Dataset records on visual material
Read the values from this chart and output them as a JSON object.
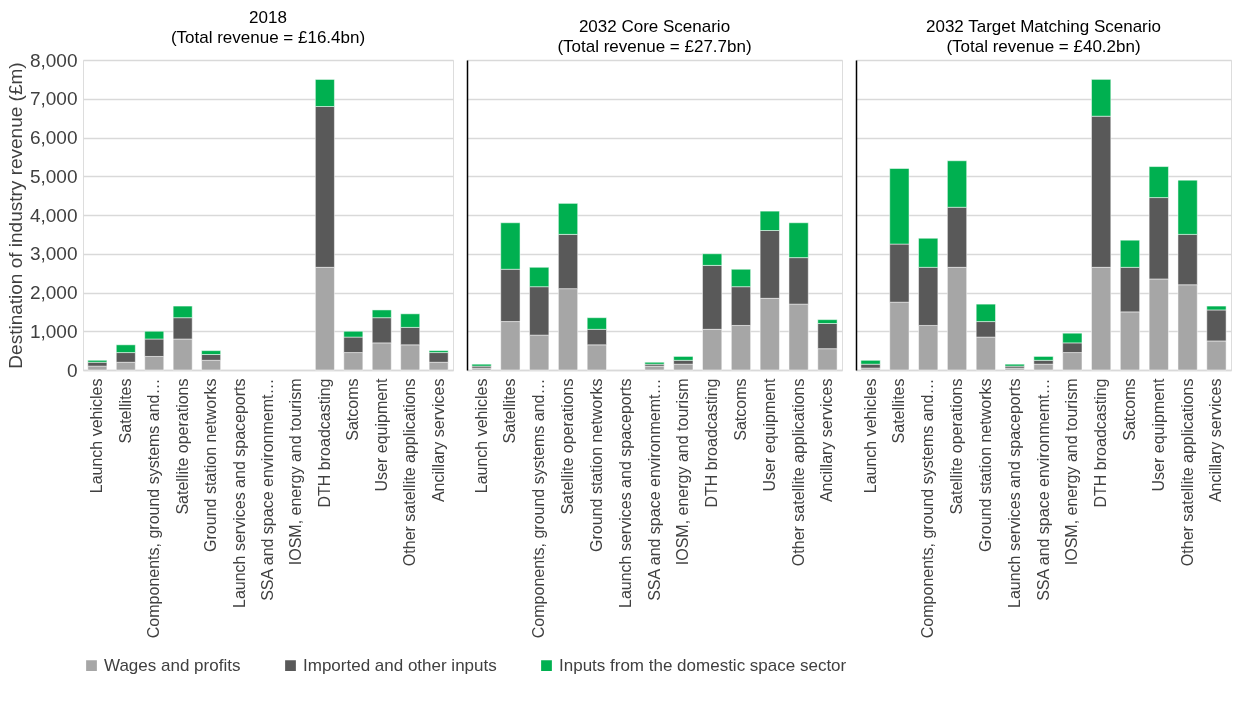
{
  "chart_data": [
    {
      "type": "bar",
      "stacked": true,
      "title": "2018",
      "subtitle": "(Total revenue = £16.4bn)",
      "ylabel": "Destination of industry revenue (£m)",
      "categories": [
        "Launch vehicles",
        "Satellites",
        "Components, ground systems and…",
        "Satellite operations",
        "Ground station networks",
        "Launch services and spaceports",
        "SSA and space environmemt…",
        "IOSM, energy and tourism",
        "DTH broadcasting",
        "Satcoms",
        "User equipment",
        "Other satellite applications",
        "Ancillary services"
      ],
      "ylim": [
        0,
        8000
      ],
      "yticks": [
        0,
        {
          "value": 1000,
          "label": "1,000"
        },
        {
          "value": 2000,
          "label": "2,000"
        },
        {
          "value": 3000,
          "label": "3,000"
        },
        {
          "value": 4000,
          "label": "4,000"
        },
        {
          "value": 5000,
          "label": "5,000"
        },
        {
          "value": 6000,
          "label": "6,000"
        },
        {
          "value": 7000,
          "label": "7,000"
        },
        {
          "value": 8000,
          "label": "8,000"
        }
      ],
      "grid": "y",
      "legend": "bottom",
      "series": [
        {
          "name": "Wages and profits",
          "color": "#a6a6a6",
          "values": [
            100,
            200,
            350,
            800,
            250,
            null,
            null,
            null,
            2650,
            450,
            700,
            650,
            200
          ]
        },
        {
          "name": "Imported and other inputs",
          "color": "#595959",
          "values": [
            100,
            250,
            450,
            550,
            150,
            null,
            null,
            null,
            4150,
            400,
            650,
            450,
            250
          ]
        },
        {
          "name": "Inputs from the domestic space sector",
          "color": "#00b050",
          "values": [
            50,
            200,
            200,
            300,
            100,
            null,
            null,
            null,
            700,
            150,
            200,
            350,
            50
          ]
        }
      ]
    },
    {
      "type": "bar",
      "stacked": true,
      "title": "2032 Core Scenario",
      "subtitle": "(Total revenue = £27.7bn)",
      "categories": [
        "Launch vehicles",
        "Satellites",
        "Components, ground systems and…",
        "Satellite operations",
        "Ground station networks",
        "Launch services and spaceports",
        "SSA and space environmemt…",
        "IOSM, energy and tourism",
        "DTH broadcasting",
        "Satcoms",
        "User equipment",
        "Other satellite applications",
        "Ancillary services"
      ],
      "ylim": [
        0,
        8000
      ],
      "yticks": [
        0,
        1000,
        2000,
        3000,
        4000,
        5000,
        6000,
        7000,
        8000
      ],
      "tick_labels": "x",
      "grid": "y",
      "legend": "bottom",
      "series": [
        {
          "name": "Wages and profits",
          "color": "#a6a6a6",
          "values": [
            50,
            1250,
            900,
            2100,
            650,
            null,
            100,
            150,
            1050,
            1150,
            1850,
            1700,
            550
          ]
        },
        {
          "name": "Imported and other inputs",
          "color": "#595959",
          "values": [
            50,
            1350,
            1250,
            1400,
            400,
            null,
            50,
            100,
            1650,
            1000,
            1750,
            1200,
            650
          ]
        },
        {
          "name": "Inputs from the domestic space sector",
          "color": "#00b050",
          "values": [
            50,
            1200,
            500,
            800,
            300,
            null,
            50,
            100,
            300,
            450,
            500,
            900,
            100
          ]
        }
      ]
    },
    {
      "type": "bar",
      "stacked": true,
      "title": "2032 Target Matching Scenario",
      "subtitle": "(Total revenue = £40.2bn)",
      "categories": [
        "Launch vehicles",
        "Satellites",
        "Components, ground systems and…",
        "Satellite operations",
        "Ground station networks",
        "Launch services and spaceports",
        "SSA and space environmemt…",
        "IOSM, energy and tourism",
        "DTH broadcasting",
        "Satcoms",
        "User equipment",
        "Other satellite applications",
        "Ancillary services"
      ],
      "ylim": [
        0,
        8000
      ],
      "yticks": [
        0,
        1000,
        2000,
        3000,
        4000,
        5000,
        6000,
        7000,
        8000
      ],
      "tick_labels": "x",
      "grid": "y",
      "legend": "bottom",
      "series": [
        {
          "name": "Wages and profits",
          "color": "#a6a6a6",
          "values": [
            50,
            1750,
            1150,
            2650,
            850,
            50,
            150,
            450,
            2650,
            1500,
            2350,
            2200,
            750
          ]
        },
        {
          "name": "Imported and other inputs",
          "color": "#595959",
          "values": [
            100,
            1500,
            1500,
            1550,
            400,
            50,
            100,
            250,
            3900,
            1150,
            2100,
            1300,
            800
          ]
        },
        {
          "name": "Inputs from the domestic space sector",
          "color": "#00b050",
          "values": [
            100,
            1950,
            750,
            1200,
            450,
            50,
            100,
            250,
            950,
            700,
            800,
            1400,
            100
          ]
        }
      ]
    }
  ]
}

EXERCISE AIM: Above are the records; reproduce them exactly and leave out the pictures.

THE RESULT:
Read the values from this chart and output them as a JSON object.
{
  "chart_data": [
    {
      "type": "bar",
      "stacked": true,
      "title": "2018",
      "subtitle": "(Total revenue = £16.4bn)",
      "ylabel": "Destination of industry revenue (£m)",
      "categories": [
        "Launch vehicles",
        "Satellites",
        "Components, ground systems and…",
        "Satellite operations",
        "Ground station networks",
        "Launch services and spaceports",
        "SSA and space environmemt…",
        "IOSM, energy and tourism",
        "DTH broadcasting",
        "Satcoms",
        "User equipment",
        "Other satellite applications",
        "Ancillary services"
      ],
      "ylim": [
        0,
        8000
      ],
      "yticks": [
        0,
        {
          "value": 1000,
          "label": "1,000"
        },
        {
          "value": 2000,
          "label": "2,000"
        },
        {
          "value": 3000,
          "label": "3,000"
        },
        {
          "value": 4000,
          "label": "4,000"
        },
        {
          "value": 5000,
          "label": "5,000"
        },
        {
          "value": 6000,
          "label": "6,000"
        },
        {
          "value": 7000,
          "label": "7,000"
        },
        {
          "value": 8000,
          "label": "8,000"
        }
      ],
      "grid": "y",
      "legend": "bottom",
      "series": [
        {
          "name": "Wages and profits",
          "color": "#a6a6a6",
          "values": [
            100,
            200,
            350,
            800,
            250,
            null,
            null,
            null,
            2650,
            450,
            700,
            650,
            200
          ]
        },
        {
          "name": "Imported and other inputs",
          "color": "#595959",
          "values": [
            100,
            250,
            450,
            550,
            150,
            null,
            null,
            null,
            4150,
            400,
            650,
            450,
            250
          ]
        },
        {
          "name": "Inputs from the domestic space sector",
          "color": "#00b050",
          "values": [
            50,
            200,
            200,
            300,
            100,
            null,
            null,
            null,
            700,
            150,
            200,
            350,
            50
          ]
        }
      ]
    },
    {
      "type": "bar",
      "stacked": true,
      "title": "2032 Core Scenario",
      "subtitle": "(Total revenue = £27.7bn)",
      "categories": [
        "Launch vehicles",
        "Satellites",
        "Components, ground systems and…",
        "Satellite operations",
        "Ground station networks",
        "Launch services and spaceports",
        "SSA and space environmemt…",
        "IOSM, energy and tourism",
        "DTH broadcasting",
        "Satcoms",
        "User equipment",
        "Other satellite applications",
        "Ancillary services"
      ],
      "ylim": [
        0,
        8000
      ],
      "yticks": [
        0,
        1000,
        2000,
        3000,
        4000,
        5000,
        6000,
        7000,
        8000
      ],
      "tick_labels": "x",
      "grid": "y",
      "legend": "bottom",
      "series": [
        {
          "name": "Wages and profits",
          "color": "#a6a6a6",
          "values": [
            50,
            1250,
            900,
            2100,
            650,
            null,
            100,
            150,
            1050,
            1150,
            1850,
            1700,
            550
          ]
        },
        {
          "name": "Imported and other inputs",
          "color": "#595959",
          "values": [
            50,
            1350,
            1250,
            1400,
            400,
            null,
            50,
            100,
            1650,
            1000,
            1750,
            1200,
            650
          ]
        },
        {
          "name": "Inputs from the domestic space sector",
          "color": "#00b050",
          "values": [
            50,
            1200,
            500,
            800,
            300,
            null,
            50,
            100,
            300,
            450,
            500,
            900,
            100
          ]
        }
      ]
    },
    {
      "type": "bar",
      "stacked": true,
      "title": "2032 Target Matching Scenario",
      "subtitle": "(Total revenue = £40.2bn)",
      "categories": [
        "Launch vehicles",
        "Satellites",
        "Components, ground systems and…",
        "Satellite operations",
        "Ground station networks",
        "Launch services and spaceports",
        "SSA and space environmemt…",
        "IOSM, energy and tourism",
        "DTH broadcasting",
        "Satcoms",
        "User equipment",
        "Other satellite applications",
        "Ancillary services"
      ],
      "ylim": [
        0,
        8000
      ],
      "yticks": [
        0,
        1000,
        2000,
        3000,
        4000,
        5000,
        6000,
        7000,
        8000
      ],
      "tick_labels": "x",
      "grid": "y",
      "legend": "bottom",
      "series": [
        {
          "name": "Wages and profits",
          "color": "#a6a6a6",
          "values": [
            50,
            1750,
            1150,
            2650,
            850,
            50,
            150,
            450,
            2650,
            1500,
            2350,
            2200,
            750
          ]
        },
        {
          "name": "Imported and other inputs",
          "color": "#595959",
          "values": [
            100,
            1500,
            1500,
            1550,
            400,
            50,
            100,
            250,
            3900,
            1150,
            2100,
            1300,
            800
          ]
        },
        {
          "name": "Inputs from the domestic space sector",
          "color": "#00b050",
          "values": [
            100,
            1950,
            750,
            1200,
            450,
            50,
            100,
            250,
            950,
            700,
            800,
            1400,
            100
          ]
        }
      ]
    }
  ]
}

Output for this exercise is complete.